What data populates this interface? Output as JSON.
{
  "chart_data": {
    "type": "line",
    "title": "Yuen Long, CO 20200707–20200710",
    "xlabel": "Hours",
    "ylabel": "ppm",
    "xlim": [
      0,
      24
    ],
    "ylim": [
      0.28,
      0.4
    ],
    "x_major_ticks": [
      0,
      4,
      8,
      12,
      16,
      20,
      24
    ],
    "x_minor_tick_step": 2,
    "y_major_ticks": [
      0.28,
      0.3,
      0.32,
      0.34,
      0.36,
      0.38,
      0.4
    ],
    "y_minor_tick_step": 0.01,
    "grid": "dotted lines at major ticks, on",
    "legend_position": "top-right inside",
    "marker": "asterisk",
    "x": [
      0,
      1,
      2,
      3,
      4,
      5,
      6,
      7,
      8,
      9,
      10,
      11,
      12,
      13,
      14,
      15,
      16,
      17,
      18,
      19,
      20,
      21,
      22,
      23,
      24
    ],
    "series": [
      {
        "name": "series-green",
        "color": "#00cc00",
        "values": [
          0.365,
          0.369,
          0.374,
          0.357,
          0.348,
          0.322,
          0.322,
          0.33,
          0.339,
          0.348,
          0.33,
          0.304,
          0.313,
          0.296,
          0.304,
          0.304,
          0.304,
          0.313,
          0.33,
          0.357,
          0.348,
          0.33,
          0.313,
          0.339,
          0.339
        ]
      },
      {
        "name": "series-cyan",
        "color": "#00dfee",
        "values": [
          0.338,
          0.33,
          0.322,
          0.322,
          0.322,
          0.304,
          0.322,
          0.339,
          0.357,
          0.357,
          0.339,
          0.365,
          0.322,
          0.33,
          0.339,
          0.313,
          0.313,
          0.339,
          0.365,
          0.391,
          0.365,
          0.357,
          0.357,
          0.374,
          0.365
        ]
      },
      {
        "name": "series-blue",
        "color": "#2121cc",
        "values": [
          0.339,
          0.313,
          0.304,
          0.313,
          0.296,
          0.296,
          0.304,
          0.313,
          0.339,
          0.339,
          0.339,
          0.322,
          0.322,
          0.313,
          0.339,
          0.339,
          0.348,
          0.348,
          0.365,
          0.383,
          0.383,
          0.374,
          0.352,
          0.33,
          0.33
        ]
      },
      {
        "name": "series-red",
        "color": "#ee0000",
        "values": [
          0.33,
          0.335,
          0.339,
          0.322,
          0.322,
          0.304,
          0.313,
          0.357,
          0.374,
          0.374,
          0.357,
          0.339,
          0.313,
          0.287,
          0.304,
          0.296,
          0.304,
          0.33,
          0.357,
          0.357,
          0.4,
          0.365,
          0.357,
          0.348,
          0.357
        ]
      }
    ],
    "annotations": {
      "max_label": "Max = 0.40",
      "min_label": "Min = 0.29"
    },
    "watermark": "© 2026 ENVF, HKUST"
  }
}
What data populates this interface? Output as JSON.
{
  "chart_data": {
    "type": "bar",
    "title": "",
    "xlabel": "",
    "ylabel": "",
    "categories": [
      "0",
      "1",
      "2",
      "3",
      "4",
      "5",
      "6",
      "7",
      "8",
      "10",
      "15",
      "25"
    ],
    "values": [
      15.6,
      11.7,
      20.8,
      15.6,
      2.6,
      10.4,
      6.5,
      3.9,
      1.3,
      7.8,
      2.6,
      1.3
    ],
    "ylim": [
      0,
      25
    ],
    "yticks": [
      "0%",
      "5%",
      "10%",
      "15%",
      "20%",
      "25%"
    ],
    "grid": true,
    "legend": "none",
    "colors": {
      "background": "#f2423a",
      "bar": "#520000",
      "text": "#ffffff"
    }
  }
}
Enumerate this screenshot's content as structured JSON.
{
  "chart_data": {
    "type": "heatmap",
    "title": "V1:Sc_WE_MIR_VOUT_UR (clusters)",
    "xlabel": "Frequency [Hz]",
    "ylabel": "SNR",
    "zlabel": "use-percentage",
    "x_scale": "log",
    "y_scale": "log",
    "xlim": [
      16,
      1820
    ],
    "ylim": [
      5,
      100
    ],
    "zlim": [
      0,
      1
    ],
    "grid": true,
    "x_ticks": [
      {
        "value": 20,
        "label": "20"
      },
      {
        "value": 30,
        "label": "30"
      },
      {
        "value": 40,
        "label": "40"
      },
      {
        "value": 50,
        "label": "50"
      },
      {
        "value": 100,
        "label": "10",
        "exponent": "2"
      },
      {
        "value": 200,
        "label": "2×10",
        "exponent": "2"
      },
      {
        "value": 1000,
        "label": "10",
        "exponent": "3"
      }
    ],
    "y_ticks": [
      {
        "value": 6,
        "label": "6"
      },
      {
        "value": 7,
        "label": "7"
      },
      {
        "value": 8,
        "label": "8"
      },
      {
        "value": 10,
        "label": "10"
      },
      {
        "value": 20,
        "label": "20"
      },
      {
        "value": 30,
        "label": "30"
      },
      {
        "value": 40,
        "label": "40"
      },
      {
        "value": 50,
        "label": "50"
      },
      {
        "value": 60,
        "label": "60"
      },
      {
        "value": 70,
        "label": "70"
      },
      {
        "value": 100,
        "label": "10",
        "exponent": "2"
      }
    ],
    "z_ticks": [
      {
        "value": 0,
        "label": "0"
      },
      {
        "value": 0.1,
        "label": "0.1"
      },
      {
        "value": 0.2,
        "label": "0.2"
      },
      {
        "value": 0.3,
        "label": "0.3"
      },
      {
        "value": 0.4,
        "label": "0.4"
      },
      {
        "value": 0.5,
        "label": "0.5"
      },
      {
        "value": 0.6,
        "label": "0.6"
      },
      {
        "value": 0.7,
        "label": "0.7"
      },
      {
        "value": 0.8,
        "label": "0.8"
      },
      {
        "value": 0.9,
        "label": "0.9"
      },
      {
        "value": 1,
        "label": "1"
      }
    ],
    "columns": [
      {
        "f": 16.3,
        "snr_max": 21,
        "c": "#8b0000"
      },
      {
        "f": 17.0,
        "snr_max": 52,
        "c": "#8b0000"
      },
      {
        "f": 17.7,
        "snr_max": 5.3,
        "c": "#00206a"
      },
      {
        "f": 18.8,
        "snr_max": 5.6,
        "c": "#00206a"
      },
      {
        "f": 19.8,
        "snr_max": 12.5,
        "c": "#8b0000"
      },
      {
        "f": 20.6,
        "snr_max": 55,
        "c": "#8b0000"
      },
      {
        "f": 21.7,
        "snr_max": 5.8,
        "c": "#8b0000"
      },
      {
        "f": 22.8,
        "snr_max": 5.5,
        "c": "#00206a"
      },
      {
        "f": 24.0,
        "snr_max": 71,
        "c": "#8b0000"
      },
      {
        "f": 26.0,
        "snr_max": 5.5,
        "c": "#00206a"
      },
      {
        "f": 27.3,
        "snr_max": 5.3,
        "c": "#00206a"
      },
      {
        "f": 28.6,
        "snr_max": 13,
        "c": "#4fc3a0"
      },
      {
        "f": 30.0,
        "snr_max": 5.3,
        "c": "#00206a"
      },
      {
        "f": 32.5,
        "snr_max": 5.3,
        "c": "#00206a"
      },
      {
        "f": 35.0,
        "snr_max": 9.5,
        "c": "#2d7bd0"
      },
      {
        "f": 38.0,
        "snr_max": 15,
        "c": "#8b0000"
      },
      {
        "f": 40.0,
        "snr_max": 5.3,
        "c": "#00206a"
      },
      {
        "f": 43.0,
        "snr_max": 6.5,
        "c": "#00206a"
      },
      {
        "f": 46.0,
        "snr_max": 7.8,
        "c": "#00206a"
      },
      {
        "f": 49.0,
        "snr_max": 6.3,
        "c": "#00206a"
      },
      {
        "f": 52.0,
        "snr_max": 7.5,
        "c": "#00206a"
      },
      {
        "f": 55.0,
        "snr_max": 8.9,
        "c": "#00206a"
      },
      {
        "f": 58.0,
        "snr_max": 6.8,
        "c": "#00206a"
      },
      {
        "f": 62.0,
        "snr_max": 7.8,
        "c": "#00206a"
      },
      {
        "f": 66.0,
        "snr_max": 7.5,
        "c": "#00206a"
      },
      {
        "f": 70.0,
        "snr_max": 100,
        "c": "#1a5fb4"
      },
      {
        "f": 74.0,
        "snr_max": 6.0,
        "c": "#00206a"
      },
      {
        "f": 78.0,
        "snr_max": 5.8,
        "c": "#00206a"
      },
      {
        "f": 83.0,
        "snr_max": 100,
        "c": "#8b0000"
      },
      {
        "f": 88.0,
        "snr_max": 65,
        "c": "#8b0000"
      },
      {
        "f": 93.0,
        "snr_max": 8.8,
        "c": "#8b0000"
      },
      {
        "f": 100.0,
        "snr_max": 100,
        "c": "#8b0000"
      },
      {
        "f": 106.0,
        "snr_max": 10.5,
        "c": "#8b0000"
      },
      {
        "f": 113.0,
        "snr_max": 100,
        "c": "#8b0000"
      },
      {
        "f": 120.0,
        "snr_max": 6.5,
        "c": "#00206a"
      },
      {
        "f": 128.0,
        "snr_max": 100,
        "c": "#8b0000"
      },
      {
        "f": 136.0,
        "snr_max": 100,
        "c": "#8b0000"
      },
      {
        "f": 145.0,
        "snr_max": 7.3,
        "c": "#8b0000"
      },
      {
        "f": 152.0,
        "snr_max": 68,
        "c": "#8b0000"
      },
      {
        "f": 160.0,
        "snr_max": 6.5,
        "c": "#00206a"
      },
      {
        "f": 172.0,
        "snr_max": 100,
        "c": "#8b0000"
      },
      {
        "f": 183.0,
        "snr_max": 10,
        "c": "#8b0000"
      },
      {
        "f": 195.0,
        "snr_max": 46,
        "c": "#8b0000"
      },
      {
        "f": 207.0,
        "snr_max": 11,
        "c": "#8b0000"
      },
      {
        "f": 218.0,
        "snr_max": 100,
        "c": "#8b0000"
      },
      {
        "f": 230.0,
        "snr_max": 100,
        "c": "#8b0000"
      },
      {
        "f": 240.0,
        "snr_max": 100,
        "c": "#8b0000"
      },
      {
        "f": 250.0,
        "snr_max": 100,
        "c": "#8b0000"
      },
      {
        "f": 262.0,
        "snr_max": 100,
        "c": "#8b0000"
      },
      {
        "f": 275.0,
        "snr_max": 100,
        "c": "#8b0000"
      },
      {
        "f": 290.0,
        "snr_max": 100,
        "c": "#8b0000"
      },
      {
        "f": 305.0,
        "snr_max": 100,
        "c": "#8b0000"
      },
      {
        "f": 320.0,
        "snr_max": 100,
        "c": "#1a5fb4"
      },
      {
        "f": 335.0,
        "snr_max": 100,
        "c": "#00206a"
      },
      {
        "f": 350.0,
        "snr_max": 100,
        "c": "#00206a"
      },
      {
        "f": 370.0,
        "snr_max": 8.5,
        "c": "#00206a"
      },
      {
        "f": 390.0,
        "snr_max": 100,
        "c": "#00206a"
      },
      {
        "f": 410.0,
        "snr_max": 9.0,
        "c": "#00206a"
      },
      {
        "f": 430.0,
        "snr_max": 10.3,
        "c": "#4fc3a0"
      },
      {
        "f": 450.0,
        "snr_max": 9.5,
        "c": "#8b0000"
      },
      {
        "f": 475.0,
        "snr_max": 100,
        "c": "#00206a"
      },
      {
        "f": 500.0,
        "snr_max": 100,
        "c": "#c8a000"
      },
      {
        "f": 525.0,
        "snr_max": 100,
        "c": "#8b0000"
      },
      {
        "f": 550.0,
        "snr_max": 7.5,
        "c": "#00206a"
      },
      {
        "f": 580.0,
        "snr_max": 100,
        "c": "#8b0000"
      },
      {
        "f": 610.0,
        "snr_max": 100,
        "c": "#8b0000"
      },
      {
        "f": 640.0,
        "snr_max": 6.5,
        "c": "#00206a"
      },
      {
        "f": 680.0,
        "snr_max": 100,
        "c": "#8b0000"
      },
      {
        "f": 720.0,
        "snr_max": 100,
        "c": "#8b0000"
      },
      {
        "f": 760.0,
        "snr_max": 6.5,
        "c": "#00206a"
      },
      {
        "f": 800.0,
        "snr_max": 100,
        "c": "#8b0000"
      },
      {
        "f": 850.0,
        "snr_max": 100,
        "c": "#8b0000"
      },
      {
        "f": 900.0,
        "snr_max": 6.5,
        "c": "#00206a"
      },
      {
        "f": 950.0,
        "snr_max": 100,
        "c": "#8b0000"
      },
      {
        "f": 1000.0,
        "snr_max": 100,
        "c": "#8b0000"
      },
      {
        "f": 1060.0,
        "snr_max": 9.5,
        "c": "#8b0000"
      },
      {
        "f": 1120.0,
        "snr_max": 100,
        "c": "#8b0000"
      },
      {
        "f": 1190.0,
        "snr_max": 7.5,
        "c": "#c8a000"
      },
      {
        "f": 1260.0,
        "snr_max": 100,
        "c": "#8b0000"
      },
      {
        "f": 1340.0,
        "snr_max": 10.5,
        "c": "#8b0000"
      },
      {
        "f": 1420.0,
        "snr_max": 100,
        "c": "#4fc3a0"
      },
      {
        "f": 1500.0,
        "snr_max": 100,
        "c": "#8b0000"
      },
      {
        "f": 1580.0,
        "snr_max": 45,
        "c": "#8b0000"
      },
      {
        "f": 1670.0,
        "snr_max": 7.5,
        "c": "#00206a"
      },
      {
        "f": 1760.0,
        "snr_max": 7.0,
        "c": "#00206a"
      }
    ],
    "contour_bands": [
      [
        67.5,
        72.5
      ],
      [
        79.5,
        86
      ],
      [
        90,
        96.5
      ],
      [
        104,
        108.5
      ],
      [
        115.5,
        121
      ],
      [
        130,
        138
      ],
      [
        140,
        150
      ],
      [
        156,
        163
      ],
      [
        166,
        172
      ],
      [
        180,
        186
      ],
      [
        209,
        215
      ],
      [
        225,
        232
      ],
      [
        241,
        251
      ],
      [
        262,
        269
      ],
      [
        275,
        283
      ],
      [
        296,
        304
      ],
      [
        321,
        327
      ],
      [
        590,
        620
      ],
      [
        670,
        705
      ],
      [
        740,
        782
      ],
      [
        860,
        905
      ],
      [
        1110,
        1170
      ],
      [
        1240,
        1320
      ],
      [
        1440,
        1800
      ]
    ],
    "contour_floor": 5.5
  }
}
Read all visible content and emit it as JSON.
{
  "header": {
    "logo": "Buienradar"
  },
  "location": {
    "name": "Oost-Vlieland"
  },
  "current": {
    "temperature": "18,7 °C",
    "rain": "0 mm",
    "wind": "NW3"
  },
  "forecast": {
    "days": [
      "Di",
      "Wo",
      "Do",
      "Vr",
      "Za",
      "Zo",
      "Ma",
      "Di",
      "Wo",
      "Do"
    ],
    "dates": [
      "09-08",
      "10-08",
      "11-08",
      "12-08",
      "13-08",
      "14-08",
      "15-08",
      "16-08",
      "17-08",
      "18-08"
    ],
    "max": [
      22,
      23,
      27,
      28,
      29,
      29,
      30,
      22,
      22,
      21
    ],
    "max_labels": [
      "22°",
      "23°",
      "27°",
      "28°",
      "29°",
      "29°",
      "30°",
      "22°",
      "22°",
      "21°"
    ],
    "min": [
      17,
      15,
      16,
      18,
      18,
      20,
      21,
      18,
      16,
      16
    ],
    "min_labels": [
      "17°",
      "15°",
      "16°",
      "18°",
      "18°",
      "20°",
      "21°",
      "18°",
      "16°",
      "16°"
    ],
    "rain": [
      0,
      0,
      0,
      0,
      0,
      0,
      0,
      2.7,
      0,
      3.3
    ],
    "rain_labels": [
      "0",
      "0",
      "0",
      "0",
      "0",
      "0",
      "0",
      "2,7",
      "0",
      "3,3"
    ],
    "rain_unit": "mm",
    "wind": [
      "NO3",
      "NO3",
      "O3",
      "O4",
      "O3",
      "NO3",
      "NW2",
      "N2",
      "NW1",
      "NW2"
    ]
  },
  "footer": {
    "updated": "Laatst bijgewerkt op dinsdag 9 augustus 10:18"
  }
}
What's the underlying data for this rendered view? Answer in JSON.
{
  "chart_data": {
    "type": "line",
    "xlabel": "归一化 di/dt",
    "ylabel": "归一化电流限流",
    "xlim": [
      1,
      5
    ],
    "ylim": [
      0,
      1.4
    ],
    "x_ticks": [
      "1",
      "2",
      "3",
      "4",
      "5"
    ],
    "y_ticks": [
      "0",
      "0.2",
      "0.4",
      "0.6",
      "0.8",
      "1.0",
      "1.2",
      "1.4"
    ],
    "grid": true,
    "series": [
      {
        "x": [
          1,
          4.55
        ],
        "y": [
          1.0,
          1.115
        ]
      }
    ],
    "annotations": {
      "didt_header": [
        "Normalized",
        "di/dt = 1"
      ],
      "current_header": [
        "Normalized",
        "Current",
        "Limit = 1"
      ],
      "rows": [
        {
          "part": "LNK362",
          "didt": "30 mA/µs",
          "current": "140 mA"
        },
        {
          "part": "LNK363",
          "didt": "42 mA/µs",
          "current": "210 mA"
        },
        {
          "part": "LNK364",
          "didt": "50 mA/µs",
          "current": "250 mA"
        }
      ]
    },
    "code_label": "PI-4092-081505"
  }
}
________
TO BE DONE.
Using the listing above, show each line holding the string "ylabel".

SOLUTION TO THE PROBLEM.
    "ylabel": "ppm",
    "ylabel": "",
    "ylabel": "SNR",
    "ylabel": "归一化电流限流",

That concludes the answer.